**Task instructions**
Repeat each record below exactly, dropping the pictures.

**Stored items from a collection**

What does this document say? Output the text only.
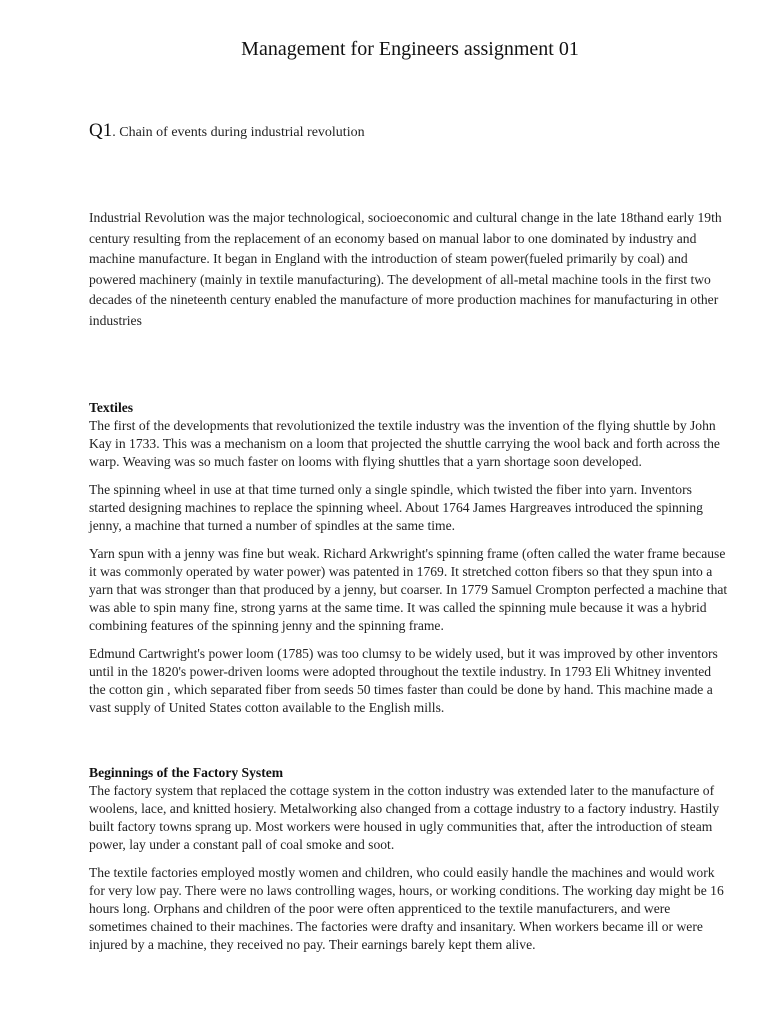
Management for Engineers assignment 01

Q1. Chain of events during industrial revolution

Industrial Revolution was the major technological, socioeconomic and cultural change in the late 18thand early 19th century resulting from the replacement of an economy based on manual labor to one dominated by industry and machine manufacture. It began in England with the introduction of steam power(fueled primarily by coal) and powered machinery (mainly in textile manufacturing). The development of all-metal machine tools in the first two decades of the nineteenth century enabled the manufacture of more production machines for manufacturing in other industries

Textiles

The first of the developments that revolutionized the textile industry was the invention of the flying shuttle by John Kay in 1733. This was a mechanism on a loom that projected the shuttle carrying the wool back and forth across the warp. Weaving was so much faster on looms with flying shuttles that a yarn shortage soon developed.

The spinning wheel in use at that time turned only a single spindle, which twisted the fiber into yarn. Inventors started designing machines to replace the spinning wheel. About 1764 James Hargreaves introduced the spinning jenny, a machine that turned a number of spindles at the same time.

Yarn spun with a jenny was fine but weak. Richard Arkwright's spinning frame (often called the water frame because it was commonly operated by water power) was patented in 1769. It stretched cotton fibers so that they spun into a yarn that was stronger than that produced by a jenny, but coarser. In 1779 Samuel Crompton perfected a machine that was able to spin many fine, strong yarns at the same time. It was called the spinning mule because it was a hybrid combining features of the spinning jenny and the spinning frame.

Edmund Cartwright's power loom (1785) was too clumsy to be widely used, but it was improved by other inventors until in the 1820's power-driven looms were adopted throughout the textile industry. In 1793 Eli Whitney invented the cotton gin , which separated fiber from seeds 50 times faster than could be done by hand. This machine made a vast supply of United States cotton available to the English mills.

Beginnings of the Factory System

The factory system that replaced the cottage system in the cotton industry was extended later to the manufacture of woolens, lace, and knitted hosiery. Metalworking also changed from a cottage industry to a factory industry. Hastily built factory towns sprang up. Most workers were housed in ugly communities that, after the introduction of steam power, lay under a constant pall of coal smoke and soot.

The textile factories employed mostly women and children, who could easily handle the machines and would work for very low pay. There were no laws controlling wages, hours, or working conditions. The working day might be 16 hours long. Orphans and children of the poor were often apprenticed to the textile manufacturers, and were sometimes chained to their machines. The factories were drafty and insanitary. When workers became ill or were injured by a machine, they received no pay. Their earnings barely kept them alive.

**Right answer**
What does this document say? Output the text only.
Management for Engineers assignment 01

Q1. Chain of events during industrial revolution

Industrial Revolution was the major technological, socioeconomic and cultural change in the late 18thand early 19th century resulting from the replacement of an economy based on manual labor to one dominated by industry and machine manufacture. It began in England with the introduction of steam power(fueled primarily by coal) and powered machinery (mainly in textile manufacturing). The development of all-metal machine tools in the first two decades of the nineteenth century enabled the manufacture of more production machines for manufacturing in other industries

Textiles

The first of the developments that revolutionized the textile industry was the invention of the flying shuttle by John Kay in 1733. This was a mechanism on a loom that projected the shuttle carrying the wool back and forth across the warp. Weaving was so much faster on looms with flying shuttles that a yarn shortage soon developed.

The spinning wheel in use at that time turned only a single spindle, which twisted the fiber into yarn. Inventors started designing machines to replace the spinning wheel. About 1764 James Hargreaves introduced the spinning jenny, a machine that turned a number of spindles at the same time.

Yarn spun with a jenny was fine but weak. Richard Arkwright's spinning frame (often called the water frame because it was commonly operated by water power) was patented in 1769. It stretched cotton fibers so that they spun into a yarn that was stronger than that produced by a jenny, but coarser. In 1779 Samuel Crompton perfected a machine that was able to spin many fine, strong yarns at the same time. It was called the spinning mule because it was a hybrid combining features of the spinning jenny and the spinning frame.

Edmund Cartwright's power loom (1785) was too clumsy to be widely used, but it was improved by other inventors until in the 1820's power-driven looms were adopted throughout the textile industry. In 1793 Eli Whitney invented the cotton gin , which separated fiber from seeds 50 times faster than could be done by hand. This machine made a vast supply of United States cotton available to the English mills.

Beginnings of the Factory System

The factory system that replaced the cottage system in the cotton industry was extended later to the manufacture of woolens, lace, and knitted hosiery. Metalworking also changed from a cottage industry to a factory industry. Hastily built factory towns sprang up. Most workers were housed in ugly communities that, after the introduction of steam power, lay under a constant pall of coal smoke and soot.

The textile factories employed mostly women and children, who could easily handle the machines and would work for very low pay. There were no laws controlling wages, hours, or working conditions. The working day might be 16 hours long. Orphans and children of the poor were often apprenticed to the textile manufacturers, and were sometimes chained to their machines. The factories were drafty and insanitary. When workers became ill or were injured by a machine, they received no pay. Their earnings barely kept them alive.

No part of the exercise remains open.